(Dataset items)

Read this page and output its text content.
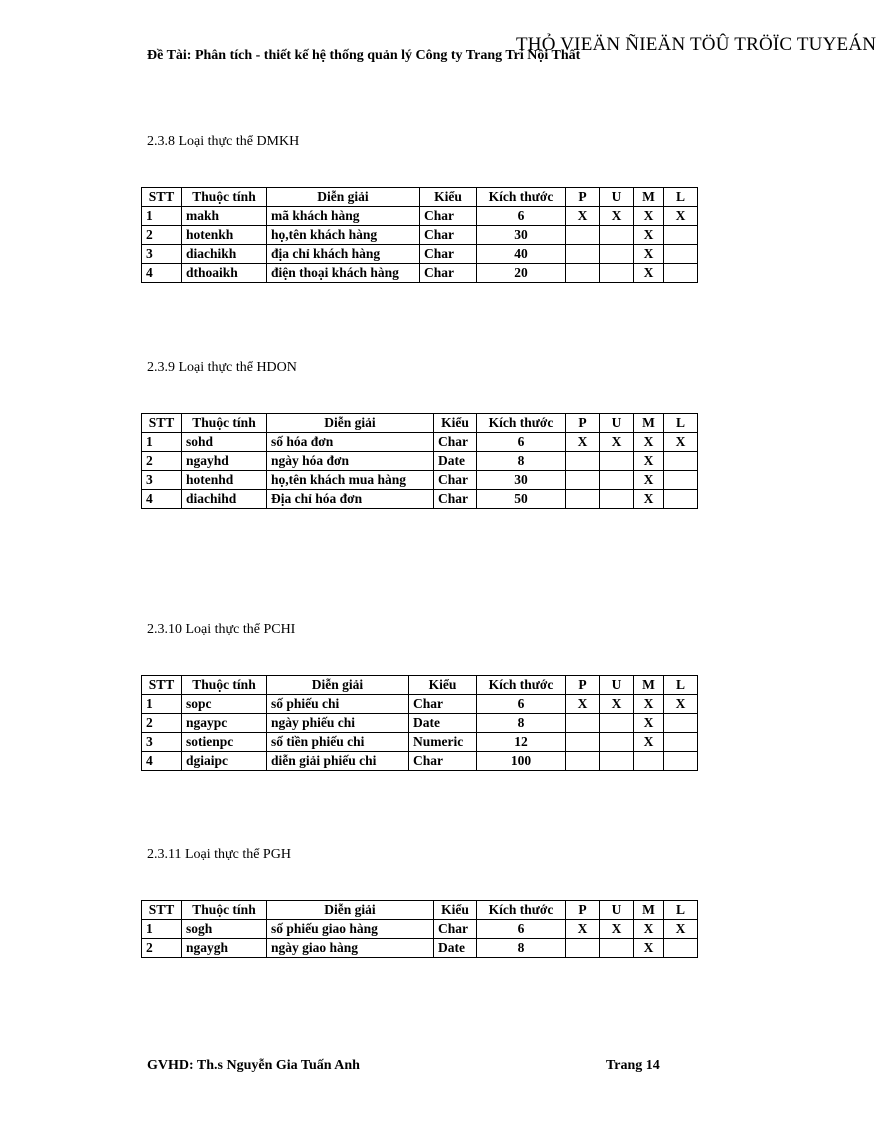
THỎ VIEÄN ÑIEÄN TÖÛ TRÖÏC TUYEÁN
Đề Tài: Phân tích - thiết kế hệ thống quản lý Công ty Trang Trí Nội Thất
2.3.8 Loại thực thể DMKH
STT	Thuộc tính	Diễn giải	Kiểu	Kích thước	P	U	M	L
1	makh	mã khách hàng	Char	6	X	X	X	X
2	hotenkh	họ,tên khách hàng	Char	30			X	
3	diachikh	địa chỉ khách hàng	Char	40			X	
4	dthoaikh	điện thoại khách hàng	Char	20			X	
2.3.9 Loại thực thể HDON
STT	Thuộc tính	Diễn giải	Kiểu	Kích thước	P	U	M	L
1	sohd	số hóa đơn	Char	6	X	X	X	X
2	ngayhd	ngày hóa đơn	Date	8			X	
3	hotenhd	họ,tên khách mua hàng	Char	30			X	
4	diachihd	Địa chỉ hóa đơn	Char	50			X	
2.3.10 Loại thực thể PCHI
STT	Thuộc tính	Diễn giải	Kiểu	Kích thước	P	U	M	L
1	sopc	số phiếu chi	Char	6	X	X	X	X
2	ngaypc	ngày phiếu chi	Date	8			X	
3	sotienpc	số tiền phiếu chi	Numeric	12			X	
4	dgiaipc	diễn giải phiếu chi	Char	100				
2.3.11 Loại thực thể PGH
STT	Thuộc tính	Diễn giải	Kiểu	Kích thước	P	U	M	L
1	sogh	số phiếu giao hàng	Char	6	X	X	X	X
2	ngaygh	ngày giao hàng	Date	8			X	
GVHD: Th.s Nguyễn Gia Tuấn Anh	Trang 14
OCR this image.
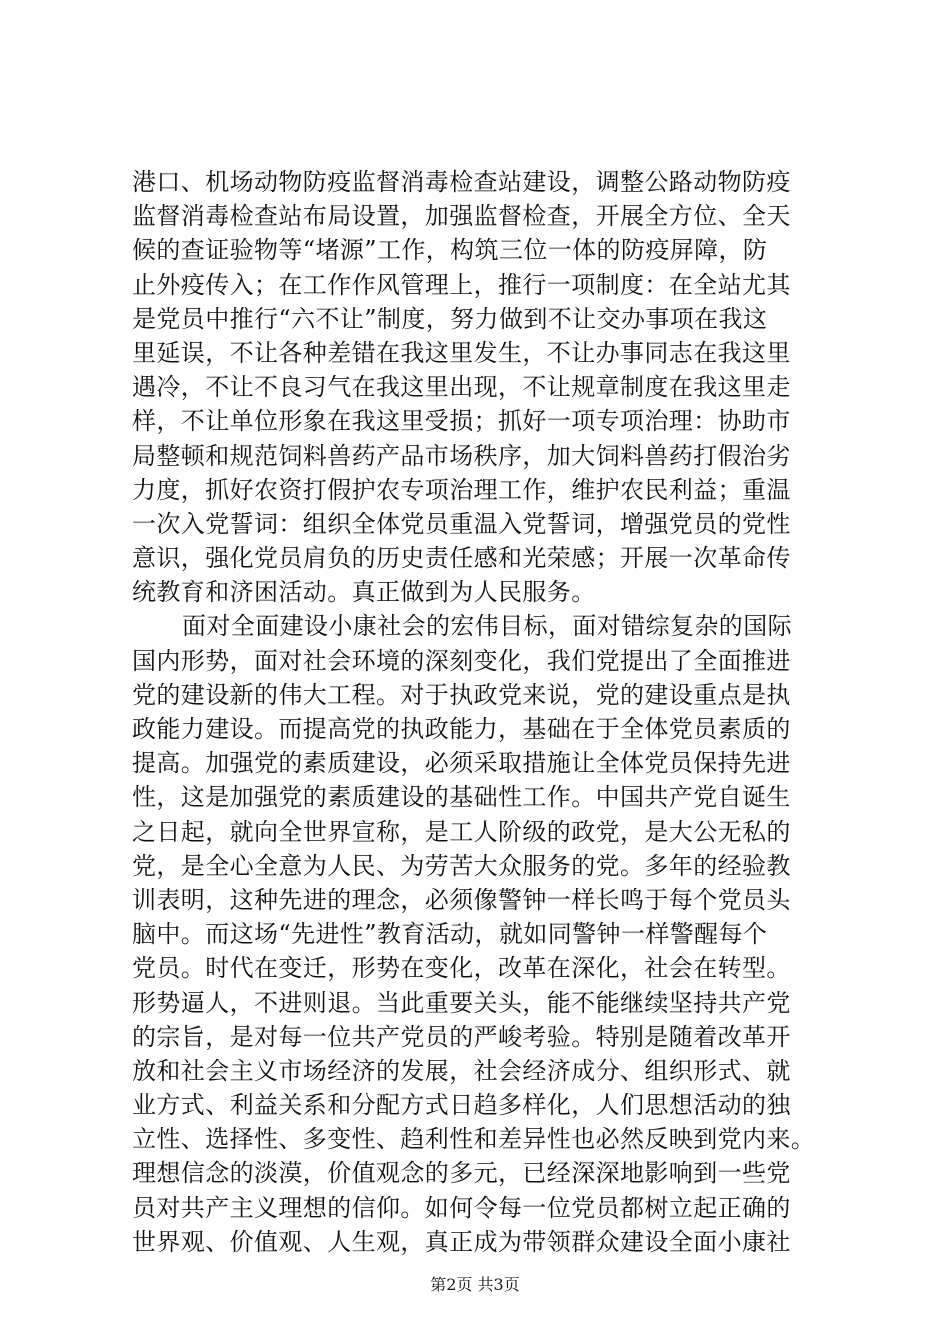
港口、机场动物防疫监督消毒检查站建设，调整公路动物防疫
监督消毒检查站布局设置，加强监督检查，开展全方位、全天
候的查证验物等“堵源”工作，构筑三位一体的防疫屏障，防
止外疫传入；在工作作风管理上，推行一项制度：在全站尤其
是党员中推行“六不让”制度，努力做到不让交办事项在我这
里延误，不让各种差错在我这里发生，不让办事同志在我这里
遇冷，不让不良习气在我这里出现，不让规章制度在我这里走
样，不让单位形象在我这里受损；抓好一项专项治理：协助市
局整顿和规范饲料兽药产品市场秩序，加大饲料兽药打假治劣
力度，抓好农资打假护农专项治理工作，维护农民利益；重温
一次入党誓词：组织全体党员重温入党誓词，增强党员的党性
意识，强化党员肩负的历史责任感和光荣感；开展一次革命传
统教育和济困活动。真正做到为人民服务。
面对全面建设小康社会的宏伟目标，面对错综复杂的国际
国内形势，面对社会环境的深刻变化，我们党提出了全面推进
党的建设新的伟大工程。对于执政党来说，党的建设重点是执
政能力建设。而提高党的执政能力，基础在于全体党员素质的
提高。加强党的素质建设，必须采取措施让全体党员保持先进
性，这是加强党的素质建设的基础性工作。中国共产党自诞生
之日起，就向全世界宣称，是工人阶级的政党，是大公无私的
党，是全心全意为人民、为劳苦大众服务的党。多年的经验教
训表明，这种先进的理念，必须像警钟一样长鸣于每个党员头
脑中。而这场“先进性”教育活动，就如同警钟一样警醒每个
党员。时代在变迁，形势在变化，改革在深化，社会在转型。
形势逼人，不进则退。当此重要关头，能不能继续坚持共产党
的宗旨，是对每一位共产党员的严峻考验。特别是随着改革开
放和社会主义市场经济的发展，社会经济成分、组织形式、就
业方式、利益关系和分配方式日趋多样化，人们思想活动的独
立性、选择性、多变性、趋利性和差异性也必然反映到党内来。
理想信念的淡漠，价值观念的多元，已经深深地影响到一些党
员对共产主义理想的信仰。如何令每一位党员都树立起正确的
世界观、价值观、人生观，真正成为带领群众建设全面小康社
第2页 共3页
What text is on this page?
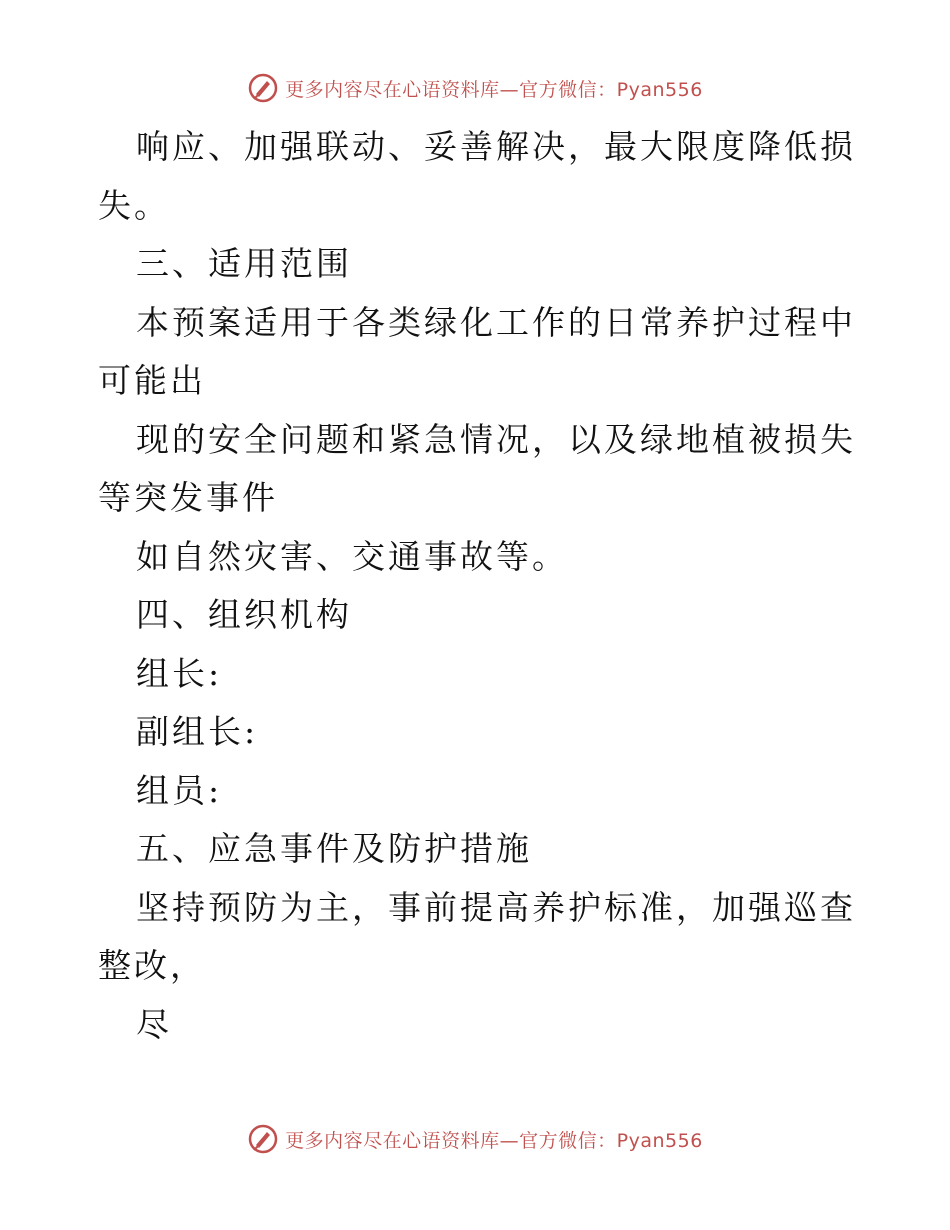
更多内容尽在心语资料库—官方微信：Pyan556

响应、加强联动、妥善解决，最大限度降低损失。

三、适用范围

本预案适用于各类绿化工作的日常养护过程中可能出

现的安全问题和紧急情况，以及绿地植被损失等突发事件

如自然灾害、交通事故等。

四、组织机构

组长:

副组长:

组员:

五、应急事件及防护措施

坚持预防为主，事前提高养护标准，加强巡查整改，

尽

更多内容尽在心语资料库—官方微信：Pyan556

Exercise task
Leave out the pictures, and extract exactly the lines from the one with "What text is on this page?" through the end of the records, both ends included.

Task result
What text is on this page?
更多内容尽在心语资料库—官方微信：Pyan556

响应、加强联动、妥善解决，最大限度降低损失。

三、适用范围

本预案适用于各类绿化工作的日常养护过程中可能出

现的安全问题和紧急情况，以及绿地植被损失等突发事件

如自然灾害、交通事故等。

四、组织机构

组长:

副组长:

组员:

五、应急事件及防护措施

坚持预防为主，事前提高养护标准，加强巡查整改，

尽

更多内容尽在心语资料库—官方微信：Pyan556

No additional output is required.